(Stored data)
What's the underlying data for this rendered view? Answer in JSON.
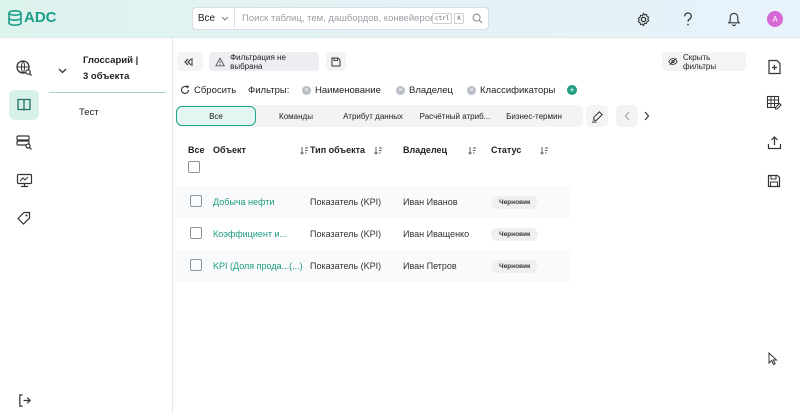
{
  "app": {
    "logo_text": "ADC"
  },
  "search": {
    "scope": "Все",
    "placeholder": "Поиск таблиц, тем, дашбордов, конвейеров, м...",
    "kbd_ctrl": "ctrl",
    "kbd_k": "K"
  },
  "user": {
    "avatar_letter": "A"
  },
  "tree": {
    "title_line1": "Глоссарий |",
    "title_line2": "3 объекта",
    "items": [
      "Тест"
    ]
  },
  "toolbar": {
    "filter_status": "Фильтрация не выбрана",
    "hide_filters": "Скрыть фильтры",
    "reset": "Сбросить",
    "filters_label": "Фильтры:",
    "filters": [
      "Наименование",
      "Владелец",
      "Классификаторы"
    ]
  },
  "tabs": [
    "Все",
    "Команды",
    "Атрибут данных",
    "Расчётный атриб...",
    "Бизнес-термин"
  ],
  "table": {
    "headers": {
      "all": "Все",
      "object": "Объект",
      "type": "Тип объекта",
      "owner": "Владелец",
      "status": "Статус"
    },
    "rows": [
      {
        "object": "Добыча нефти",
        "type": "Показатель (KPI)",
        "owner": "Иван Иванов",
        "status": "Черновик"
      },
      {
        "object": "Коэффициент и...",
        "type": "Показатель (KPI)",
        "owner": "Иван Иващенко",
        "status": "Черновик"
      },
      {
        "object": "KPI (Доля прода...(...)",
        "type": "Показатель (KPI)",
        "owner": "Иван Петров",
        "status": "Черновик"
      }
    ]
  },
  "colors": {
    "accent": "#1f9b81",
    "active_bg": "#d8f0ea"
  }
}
* * *
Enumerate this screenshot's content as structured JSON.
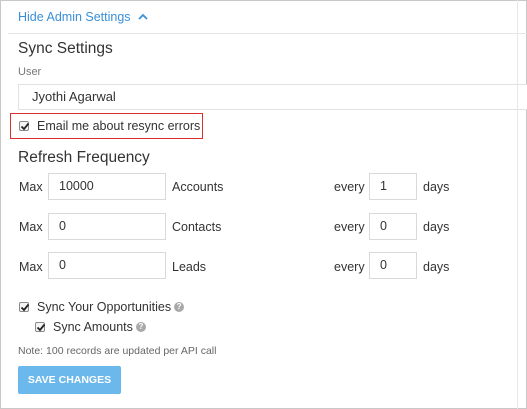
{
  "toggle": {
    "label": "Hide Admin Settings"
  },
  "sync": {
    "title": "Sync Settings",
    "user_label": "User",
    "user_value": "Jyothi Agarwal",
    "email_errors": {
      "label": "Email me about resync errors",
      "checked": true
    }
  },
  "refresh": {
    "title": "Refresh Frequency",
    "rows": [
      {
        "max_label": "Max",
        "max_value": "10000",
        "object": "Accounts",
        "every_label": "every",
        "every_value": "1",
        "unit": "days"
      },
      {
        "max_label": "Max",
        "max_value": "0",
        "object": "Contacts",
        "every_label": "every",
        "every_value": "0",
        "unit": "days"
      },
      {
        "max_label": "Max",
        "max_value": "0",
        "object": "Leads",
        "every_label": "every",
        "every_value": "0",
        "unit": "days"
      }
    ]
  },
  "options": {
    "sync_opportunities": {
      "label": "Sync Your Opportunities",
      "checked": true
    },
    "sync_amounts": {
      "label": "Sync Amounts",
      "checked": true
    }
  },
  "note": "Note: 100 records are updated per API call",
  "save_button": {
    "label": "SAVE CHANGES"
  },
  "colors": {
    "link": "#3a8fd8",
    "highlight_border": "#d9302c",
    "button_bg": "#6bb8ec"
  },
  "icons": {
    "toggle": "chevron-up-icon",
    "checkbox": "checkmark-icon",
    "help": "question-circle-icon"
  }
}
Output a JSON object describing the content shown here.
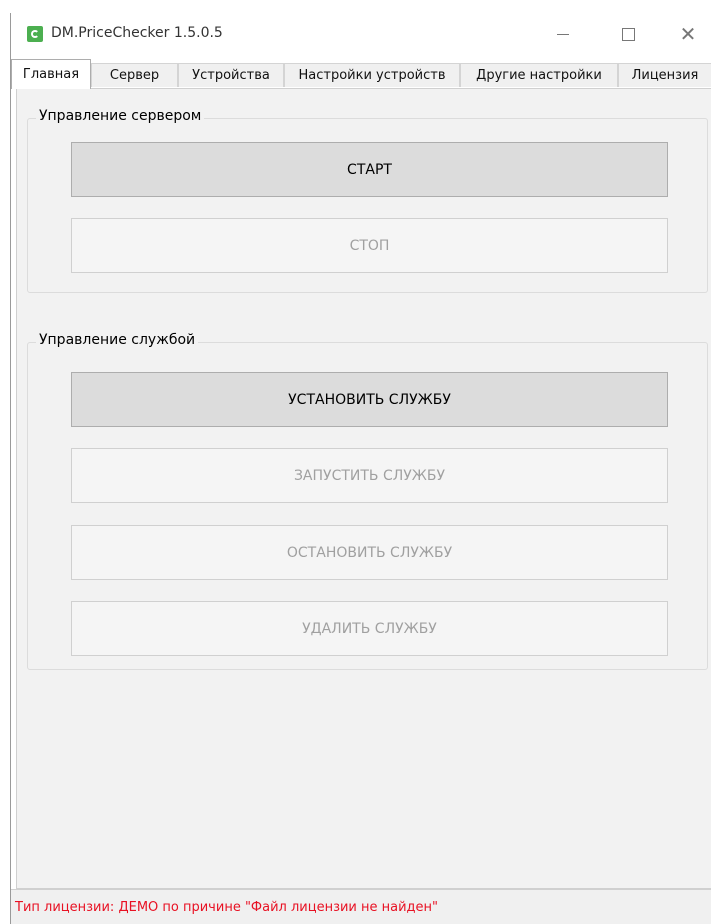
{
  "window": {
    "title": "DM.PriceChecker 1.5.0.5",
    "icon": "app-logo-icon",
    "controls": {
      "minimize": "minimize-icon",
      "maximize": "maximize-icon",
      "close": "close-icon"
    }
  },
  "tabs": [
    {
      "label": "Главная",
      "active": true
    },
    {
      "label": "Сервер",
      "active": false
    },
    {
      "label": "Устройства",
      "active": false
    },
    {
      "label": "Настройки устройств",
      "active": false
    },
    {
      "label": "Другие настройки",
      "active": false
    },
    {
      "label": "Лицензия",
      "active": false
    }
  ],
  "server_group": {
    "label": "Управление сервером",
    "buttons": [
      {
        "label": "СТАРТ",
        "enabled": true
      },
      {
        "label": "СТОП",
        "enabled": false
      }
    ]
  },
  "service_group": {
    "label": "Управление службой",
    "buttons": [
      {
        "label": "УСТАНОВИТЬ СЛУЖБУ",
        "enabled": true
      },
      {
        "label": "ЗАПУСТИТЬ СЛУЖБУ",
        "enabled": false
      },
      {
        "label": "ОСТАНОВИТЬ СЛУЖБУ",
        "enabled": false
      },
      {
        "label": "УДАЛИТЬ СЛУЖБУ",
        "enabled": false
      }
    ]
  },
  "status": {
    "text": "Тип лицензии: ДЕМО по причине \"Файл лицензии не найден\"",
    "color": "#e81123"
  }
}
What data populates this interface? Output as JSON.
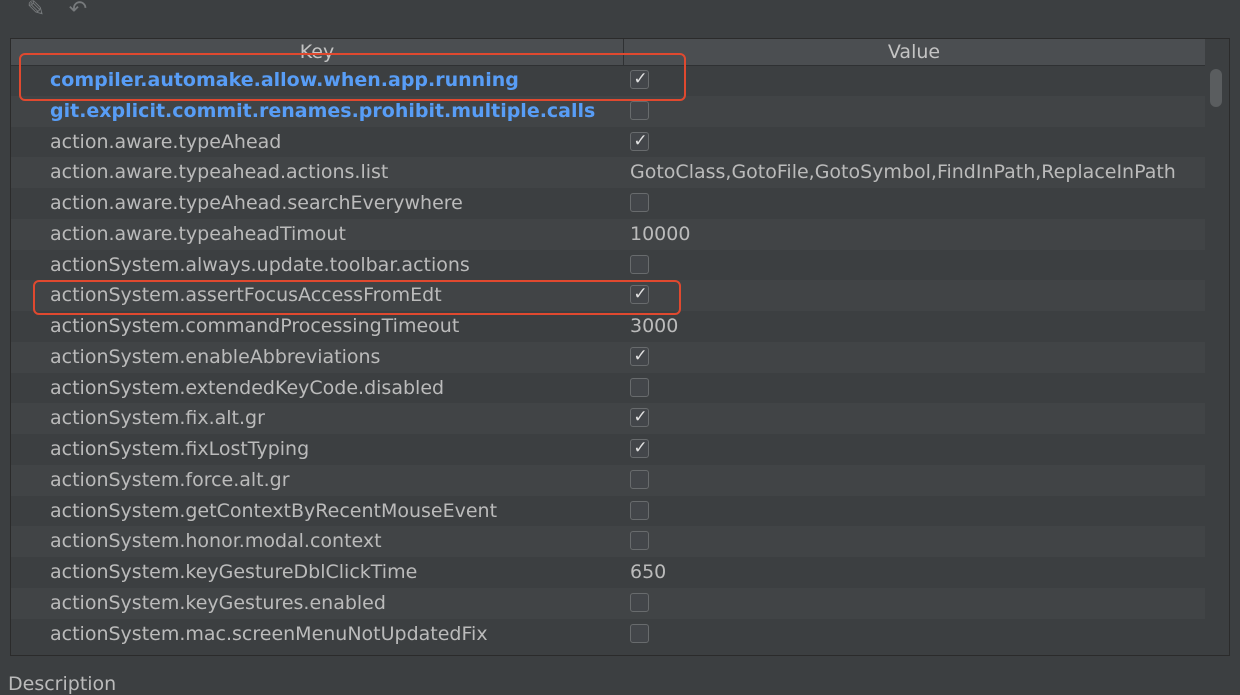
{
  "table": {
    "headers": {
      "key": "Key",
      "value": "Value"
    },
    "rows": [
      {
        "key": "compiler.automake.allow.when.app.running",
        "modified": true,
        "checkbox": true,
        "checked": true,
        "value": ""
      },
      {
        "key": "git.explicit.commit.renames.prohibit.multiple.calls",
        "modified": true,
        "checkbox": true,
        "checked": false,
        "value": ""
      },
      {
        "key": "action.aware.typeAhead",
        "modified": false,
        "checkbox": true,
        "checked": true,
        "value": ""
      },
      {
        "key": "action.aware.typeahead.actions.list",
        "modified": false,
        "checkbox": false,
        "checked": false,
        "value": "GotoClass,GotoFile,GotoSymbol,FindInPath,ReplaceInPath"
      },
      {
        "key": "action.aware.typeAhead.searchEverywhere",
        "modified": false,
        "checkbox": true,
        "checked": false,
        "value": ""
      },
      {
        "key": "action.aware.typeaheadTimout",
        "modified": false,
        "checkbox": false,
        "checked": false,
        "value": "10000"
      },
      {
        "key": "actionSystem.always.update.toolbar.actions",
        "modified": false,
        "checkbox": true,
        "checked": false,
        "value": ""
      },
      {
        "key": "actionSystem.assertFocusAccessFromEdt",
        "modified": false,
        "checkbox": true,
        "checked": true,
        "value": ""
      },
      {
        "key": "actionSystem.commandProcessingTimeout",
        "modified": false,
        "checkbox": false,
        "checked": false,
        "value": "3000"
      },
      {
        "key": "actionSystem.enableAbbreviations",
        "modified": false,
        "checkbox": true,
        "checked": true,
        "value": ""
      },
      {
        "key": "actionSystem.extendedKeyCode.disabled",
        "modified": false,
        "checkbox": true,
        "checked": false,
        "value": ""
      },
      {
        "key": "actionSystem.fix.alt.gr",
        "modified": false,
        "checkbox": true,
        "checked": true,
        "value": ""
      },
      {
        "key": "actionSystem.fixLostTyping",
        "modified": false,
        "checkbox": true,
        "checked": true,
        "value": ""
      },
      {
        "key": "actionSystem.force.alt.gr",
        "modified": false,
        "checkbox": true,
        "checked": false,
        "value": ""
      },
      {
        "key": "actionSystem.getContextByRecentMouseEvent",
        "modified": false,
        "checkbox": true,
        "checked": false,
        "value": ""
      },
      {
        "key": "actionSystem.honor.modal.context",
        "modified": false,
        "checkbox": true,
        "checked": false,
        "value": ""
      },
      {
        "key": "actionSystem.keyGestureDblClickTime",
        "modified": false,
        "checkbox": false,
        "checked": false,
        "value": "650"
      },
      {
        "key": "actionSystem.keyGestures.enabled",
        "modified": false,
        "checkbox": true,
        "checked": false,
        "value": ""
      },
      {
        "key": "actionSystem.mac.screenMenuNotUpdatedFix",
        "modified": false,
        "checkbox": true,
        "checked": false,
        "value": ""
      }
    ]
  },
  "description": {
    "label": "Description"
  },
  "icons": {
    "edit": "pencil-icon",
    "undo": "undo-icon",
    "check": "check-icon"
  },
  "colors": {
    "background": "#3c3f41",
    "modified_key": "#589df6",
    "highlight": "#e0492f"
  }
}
--
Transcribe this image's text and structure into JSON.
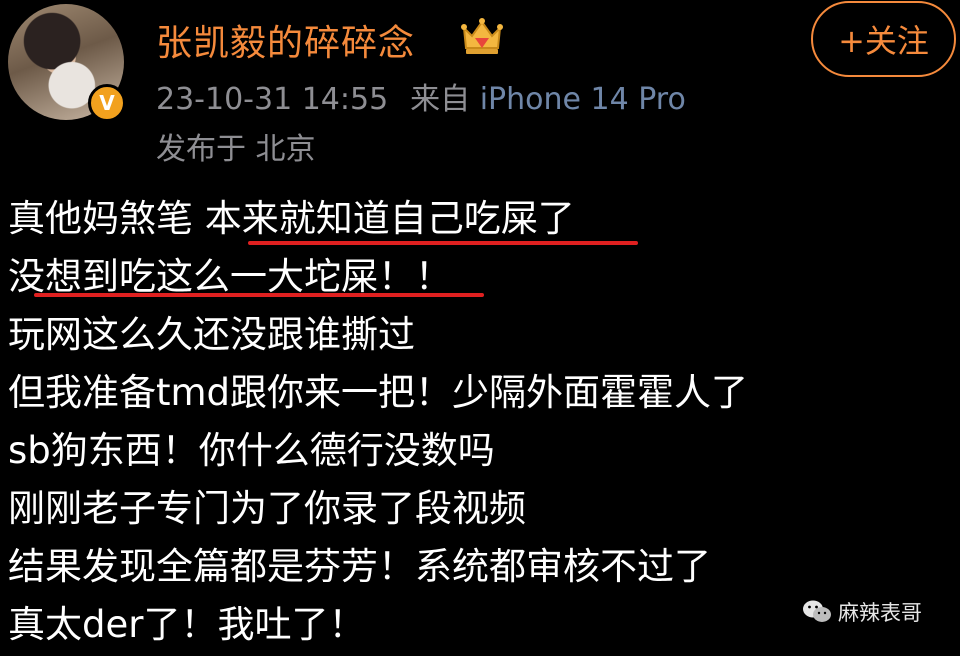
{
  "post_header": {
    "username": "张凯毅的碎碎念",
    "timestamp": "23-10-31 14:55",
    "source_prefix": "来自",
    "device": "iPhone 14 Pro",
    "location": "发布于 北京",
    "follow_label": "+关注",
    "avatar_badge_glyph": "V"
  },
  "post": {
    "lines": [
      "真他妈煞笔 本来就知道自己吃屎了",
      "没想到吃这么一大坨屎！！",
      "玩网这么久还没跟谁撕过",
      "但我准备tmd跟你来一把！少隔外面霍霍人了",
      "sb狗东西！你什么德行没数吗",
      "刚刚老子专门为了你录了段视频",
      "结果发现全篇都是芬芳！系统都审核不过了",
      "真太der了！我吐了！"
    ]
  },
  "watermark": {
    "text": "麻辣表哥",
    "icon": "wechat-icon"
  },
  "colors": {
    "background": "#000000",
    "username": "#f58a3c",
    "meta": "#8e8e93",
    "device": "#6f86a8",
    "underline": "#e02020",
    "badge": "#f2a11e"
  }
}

### GOAL
Scan the material above. Copy each line where "JSON" occurs.

### RESULT OF THIS TASK
What's the underlying data for this rendered view? Answer in JSON.
Enumerate this screenshot's content as structured JSON.
Output a JSON object describing the content shown here.
What data populates this interface? Output as JSON.
Transcribe this image's text and structure into JSON.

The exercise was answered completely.